WRITTEN REQUEST: Set the following entries down again exactly, line by line.

THE INPUT:
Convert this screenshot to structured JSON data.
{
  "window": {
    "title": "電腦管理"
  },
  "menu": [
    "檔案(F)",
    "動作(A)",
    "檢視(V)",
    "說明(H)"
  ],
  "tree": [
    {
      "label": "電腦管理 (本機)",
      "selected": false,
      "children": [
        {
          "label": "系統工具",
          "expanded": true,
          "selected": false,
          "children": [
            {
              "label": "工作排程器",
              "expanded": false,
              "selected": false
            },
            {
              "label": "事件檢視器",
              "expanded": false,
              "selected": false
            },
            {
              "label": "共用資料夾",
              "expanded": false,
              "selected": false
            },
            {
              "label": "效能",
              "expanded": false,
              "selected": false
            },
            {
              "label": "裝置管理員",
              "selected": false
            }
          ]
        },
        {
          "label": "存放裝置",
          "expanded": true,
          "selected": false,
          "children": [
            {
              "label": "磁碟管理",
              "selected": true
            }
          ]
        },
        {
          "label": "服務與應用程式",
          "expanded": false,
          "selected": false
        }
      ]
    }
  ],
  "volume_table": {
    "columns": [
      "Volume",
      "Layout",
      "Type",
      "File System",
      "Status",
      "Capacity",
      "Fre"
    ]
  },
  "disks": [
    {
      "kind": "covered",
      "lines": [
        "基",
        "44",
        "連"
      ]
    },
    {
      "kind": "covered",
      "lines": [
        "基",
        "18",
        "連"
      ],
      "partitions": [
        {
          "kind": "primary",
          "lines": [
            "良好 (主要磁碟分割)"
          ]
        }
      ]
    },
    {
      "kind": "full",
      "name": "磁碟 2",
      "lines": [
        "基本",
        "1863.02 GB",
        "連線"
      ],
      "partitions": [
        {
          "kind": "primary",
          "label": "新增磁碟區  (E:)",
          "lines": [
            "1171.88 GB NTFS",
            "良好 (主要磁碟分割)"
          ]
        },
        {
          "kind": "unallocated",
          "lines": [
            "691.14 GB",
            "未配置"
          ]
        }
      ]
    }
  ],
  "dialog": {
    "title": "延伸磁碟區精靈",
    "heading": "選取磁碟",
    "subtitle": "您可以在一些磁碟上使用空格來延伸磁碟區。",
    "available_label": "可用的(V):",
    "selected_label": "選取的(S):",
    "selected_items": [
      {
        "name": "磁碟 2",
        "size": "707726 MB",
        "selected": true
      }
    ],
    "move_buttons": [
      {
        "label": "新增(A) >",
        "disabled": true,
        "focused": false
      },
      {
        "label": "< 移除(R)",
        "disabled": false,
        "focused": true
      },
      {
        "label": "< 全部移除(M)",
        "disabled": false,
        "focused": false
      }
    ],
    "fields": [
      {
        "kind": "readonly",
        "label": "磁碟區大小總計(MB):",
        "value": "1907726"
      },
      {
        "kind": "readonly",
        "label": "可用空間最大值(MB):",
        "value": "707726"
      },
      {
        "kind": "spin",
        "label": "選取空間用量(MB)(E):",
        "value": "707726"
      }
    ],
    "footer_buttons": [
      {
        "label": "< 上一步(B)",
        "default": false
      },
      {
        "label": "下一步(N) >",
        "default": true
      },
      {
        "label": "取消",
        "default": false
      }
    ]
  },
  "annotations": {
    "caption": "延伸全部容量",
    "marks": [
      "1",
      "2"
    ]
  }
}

EXERCISE SOLUTION:
Convert this screenshot to structured JSON data.
{
  "window": {
    "title": "電腦管理"
  },
  "menu": [
    "檔案(F)",
    "動作(A)",
    "檢視(V)",
    "說明(H)"
  ],
  "tree": [
    {
      "label": "電腦管理 (本機)",
      "selected": false,
      "children": [
        {
          "label": "系統工具",
          "expanded": true,
          "selected": false,
          "children": [
            {
              "label": "工作排程器",
              "expanded": false,
              "selected": false
            },
            {
              "label": "事件檢視器",
              "expanded": false,
              "selected": false
            },
            {
              "label": "共用資料夾",
              "expanded": false,
              "selected": false
            },
            {
              "label": "效能",
              "expanded": false,
              "selected": false
            },
            {
              "label": "裝置管理員",
              "selected": false
            }
          ]
        },
        {
          "label": "存放裝置",
          "expanded": true,
          "selected": false,
          "children": [
            {
              "label": "磁碟管理",
              "selected": true
            }
          ]
        },
        {
          "label": "服務與應用程式",
          "expanded": false,
          "selected": false
        }
      ]
    }
  ],
  "volume_table": {
    "columns": [
      "Volume",
      "Layout",
      "Type",
      "File System",
      "Status",
      "Capacity",
      "Fre"
    ]
  },
  "disks": [
    {
      "kind": "covered",
      "lines": [
        "基",
        "44",
        "連"
      ]
    },
    {
      "kind": "covered",
      "lines": [
        "基",
        "18",
        "連"
      ],
      "partitions": [
        {
          "kind": "primary",
          "lines": [
            "良好 (主要磁碟分割)"
          ]
        }
      ]
    },
    {
      "kind": "full",
      "name": "磁碟 2",
      "lines": [
        "基本",
        "1863.02 GB",
        "連線"
      ],
      "partitions": [
        {
          "kind": "primary",
          "label": "新增磁碟區  (E:)",
          "lines": [
            "1171.88 GB NTFS",
            "良好 (主要磁碟分割)"
          ]
        },
        {
          "kind": "unallocated",
          "lines": [
            "691.14 GB",
            "未配置"
          ]
        }
      ]
    }
  ],
  "dialog": {
    "title": "延伸磁碟區精靈",
    "heading": "選取磁碟",
    "subtitle": "您可以在一些磁碟上使用空格來延伸磁碟區。",
    "available_label": "可用的(V):",
    "selected_label": "選取的(S):",
    "selected_items": [
      {
        "name": "磁碟 2",
        "size": "707726 MB",
        "selected": true
      }
    ],
    "move_buttons": [
      {
        "label": "新增(A) >",
        "disabled": true,
        "focused": false
      },
      {
        "label": "< 移除(R)",
        "disabled": false,
        "focused": true
      },
      {
        "label": "< 全部移除(M)",
        "disabled": false,
        "focused": false
      }
    ],
    "fields": [
      {
        "kind": "readonly",
        "label": "磁碟區大小總計(MB):",
        "value": "1907726"
      },
      {
        "kind": "readonly",
        "label": "可用空間最大值(MB):",
        "value": "707726"
      },
      {
        "kind": "spin",
        "label": "選取空間用量(MB)(E):",
        "value": "707726"
      }
    ],
    "footer_buttons": [
      {
        "label": "< 上一步(B)",
        "default": false
      },
      {
        "label": "下一步(N) >",
        "default": true
      },
      {
        "label": "取消",
        "default": false
      }
    ]
  },
  "annotations": {
    "caption": "延伸全部容量",
    "marks": [
      "1",
      "2"
    ]
  }
}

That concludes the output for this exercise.